WHAT THIS TASK INVOLVES
Pick out each line with the word "Yani" from the material that follows.

DATA TO USE
☆ ☆ ☆

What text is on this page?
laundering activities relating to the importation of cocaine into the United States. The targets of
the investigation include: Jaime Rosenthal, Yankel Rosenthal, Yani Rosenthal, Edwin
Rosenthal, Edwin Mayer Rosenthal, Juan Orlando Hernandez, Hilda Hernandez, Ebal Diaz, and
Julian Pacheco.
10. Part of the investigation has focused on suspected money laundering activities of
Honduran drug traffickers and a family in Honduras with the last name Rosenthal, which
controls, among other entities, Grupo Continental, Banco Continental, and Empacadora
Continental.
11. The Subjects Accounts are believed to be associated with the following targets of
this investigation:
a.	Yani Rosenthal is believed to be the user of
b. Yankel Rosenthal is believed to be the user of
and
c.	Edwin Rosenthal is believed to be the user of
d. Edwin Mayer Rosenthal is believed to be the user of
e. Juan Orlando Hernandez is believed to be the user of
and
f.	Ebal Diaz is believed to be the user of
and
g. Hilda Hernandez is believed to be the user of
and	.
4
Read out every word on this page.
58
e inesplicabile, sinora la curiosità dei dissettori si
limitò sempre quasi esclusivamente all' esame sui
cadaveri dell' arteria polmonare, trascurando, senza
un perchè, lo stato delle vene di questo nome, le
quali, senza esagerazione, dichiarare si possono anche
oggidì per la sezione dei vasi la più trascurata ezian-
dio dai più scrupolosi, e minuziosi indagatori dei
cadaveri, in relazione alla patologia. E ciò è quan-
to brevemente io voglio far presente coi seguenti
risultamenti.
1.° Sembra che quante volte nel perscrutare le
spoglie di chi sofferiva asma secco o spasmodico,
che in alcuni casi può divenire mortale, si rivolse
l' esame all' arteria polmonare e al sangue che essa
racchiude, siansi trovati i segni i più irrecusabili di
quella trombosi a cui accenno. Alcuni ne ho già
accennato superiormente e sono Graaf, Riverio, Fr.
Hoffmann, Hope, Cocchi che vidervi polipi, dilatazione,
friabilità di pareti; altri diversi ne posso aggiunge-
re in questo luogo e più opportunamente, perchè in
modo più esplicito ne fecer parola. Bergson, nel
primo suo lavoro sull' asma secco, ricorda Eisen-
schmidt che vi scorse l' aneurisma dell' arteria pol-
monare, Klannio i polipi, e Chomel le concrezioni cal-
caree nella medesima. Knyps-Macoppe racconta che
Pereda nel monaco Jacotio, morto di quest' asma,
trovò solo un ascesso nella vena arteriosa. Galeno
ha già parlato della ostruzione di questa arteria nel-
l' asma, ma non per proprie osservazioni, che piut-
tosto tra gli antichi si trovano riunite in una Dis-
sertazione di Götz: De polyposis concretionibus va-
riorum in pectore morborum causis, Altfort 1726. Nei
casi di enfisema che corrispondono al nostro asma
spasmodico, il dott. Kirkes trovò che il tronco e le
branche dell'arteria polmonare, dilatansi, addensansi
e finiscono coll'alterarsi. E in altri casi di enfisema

☆ ☆ ☆

EXERCISE RESPONSE
the investigation include: Jaime Rosenthal, Yankel Rosenthal, Yani Rosenthal, Edwin
a.	Yani Rosenthal is believed to be the user of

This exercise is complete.